Output the material exactly, but drop every image it holds.

"""

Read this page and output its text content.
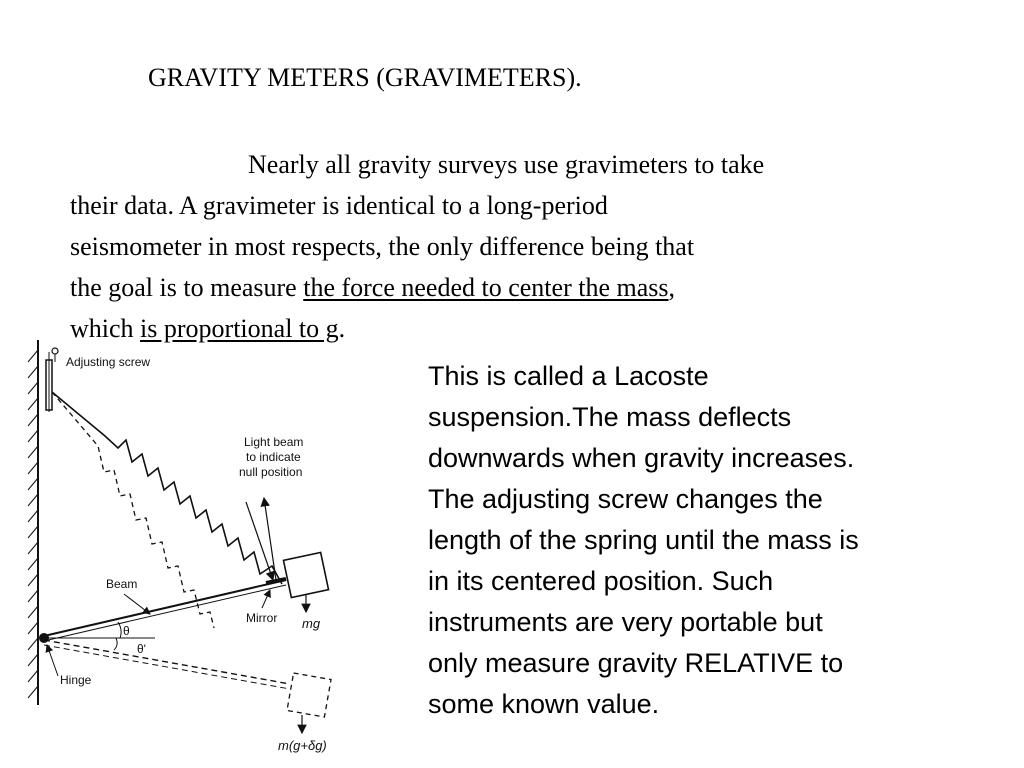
GRAVITY METERS (GRAVIMETERS).
Nearly all gravity surveys use gravimeters to take
their data. A gravimeter is identical to a long-period
seismometer in most respects, the only difference being that
the goal is to measure the force needed to center the mass,
which is proportional to g.
This is called a Lacoste
suspension.The mass deflects
downwards when gravity increases.
The adjusting screw changes the
length of the spring until the mass is
in its centered position. Such
instruments are very portable but
only measure gravity RELATIVE to
some known value.
Adjusting screw
Hinge
Beam
Mirror
Light beam
to indicate
null position
mg
θ
θ'
m(g+δg)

"""

▶ _ANSWER BELOW_
Read this page and output its text content.
GRAVITY METERS (GRAVIMETERS).
Nearly all gravity surveys use gravimeters to take
their data. A gravimeter is identical to a long-period
seismometer in most respects, the only difference being that
the goal is to measure the force needed to center the mass,
which is proportional to g.
This is called a Lacoste
suspension.The mass deflects
downwards when gravity increases.
The adjusting screw changes the
length of the spring until the mass is
in its centered position. Such
instruments are very portable but
only measure gravity RELATIVE to
some known value.
Adjusting screw
Hinge
Beam
Mirror
Light beam
to indicate
null position
mg
θ
θ'
m(g+δg)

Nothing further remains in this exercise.